Desafio da valorização da herança africana no Brasil
Artigo publicado na coluna Tribuna Livre
Este ano, comemoramos pela primeira vez, o 20 de novembro como um feriado nacional, um marco importante para a memória histórica do Brasil. Antes de refletirmos sobre esse dia, gostaria de chamar a atenção para o tema proposto para a redação da última edição do Enem: “Desafios para a valorização da herança africana no Brasil”.
Este tema, longe de ser complexo, nos coloca frente a uma realidade que deveria ser mais natural para todos nós, pois, em um país onde a maioria da população se autodeclara preta ou parda, não deveríamos ter tanta dificuldade em falar sobre a África e sua contribuição para a formação do Brasil.
O Brasil é o país fora da África com a maior população de pessoas negras. Isso não é apenas uma característica demográfica, mas uma marca de nossa história e identidade. Festeiros e acolhedores por natureza, celebramos com entusiasmo as contribuições de imigrantes de várias partes do mundo.
Mas quando se trata da nossa herança africana, muitas vezes ficamos em silêncio. A relação com o continente africano, com sua história, cultura e lutas, ainda parece ser um tema difícil de abordar.
Essa dificuldade em falar sobre a África e a cultura afro-brasileira se reflete em vários aspectos da sociedade, incluindo a educação. A Lei nº 10.639/03, que completou 20 anos em 2023, tornou obrigatório o ensino da história e cultura afro-brasileira nas escolas públicas e privadas de educação básica.
A lei visa corrigir uma lacuna histórica, promovendo o conhecimento sobre a contribuição dos africanos e seus descendentes para a formação do Brasil. No entanto, uma pesquisa realizada pelo Geledés Instituto da Mulher Negra e pelo Instituto Alana, em 2022, revelou que mais de 70% dos municípios brasileiros ainda não implementam a lei de maneira efetiva. De acordo com o levantamento, apenas 29% das secretarias de educação têm ações consistentes e permanentes para o ensino da história e cultura afro-brasileira.

=== MATERIAL COLETADO ===
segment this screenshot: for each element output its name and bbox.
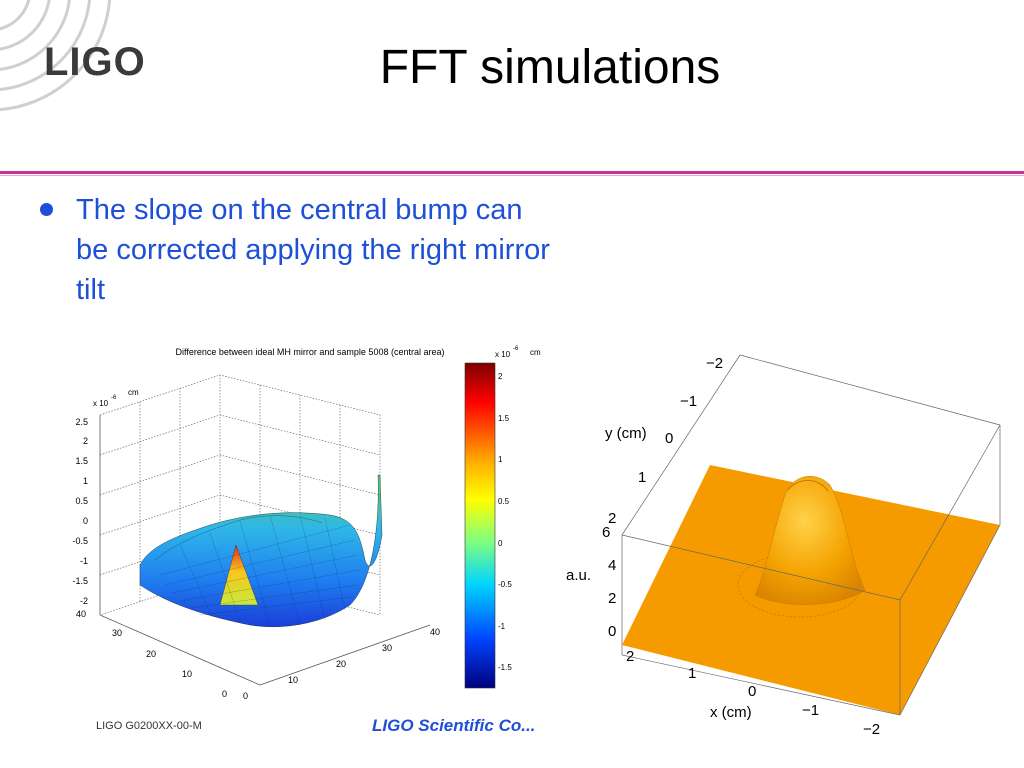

=== O QUE SE PEDE ===
a) No artigo sobre a herança africana no Brasil, por que não deveríamos ter tanta dificuldade em falar sobre a África e sua contribuição para a formação do país? Responda em uma a três frases.
b) Cite do artigo sobre a herança africana no Brasil o trecho que começa em "Este tema, longe" e termina em "contribuição para a formação do Brasil.".

=== CONJUNTO DE RESPOSTAS ===
a) Porque, no Brasil, a maioria da população se autodeclara preta ou parda. Por isso, o tema deveria ser uma realidade mais natural para todos nós.

b)
Este tema, longe de ser complexo, nos coloca frente a uma realidade que deveria ser mais natural para todos nós, pois, em um país onde a maioria da população se autodeclara preta ou parda, não deveríamos ter tanta dificuldade em falar sobre a África e sua contribuição para a formação do Brasil.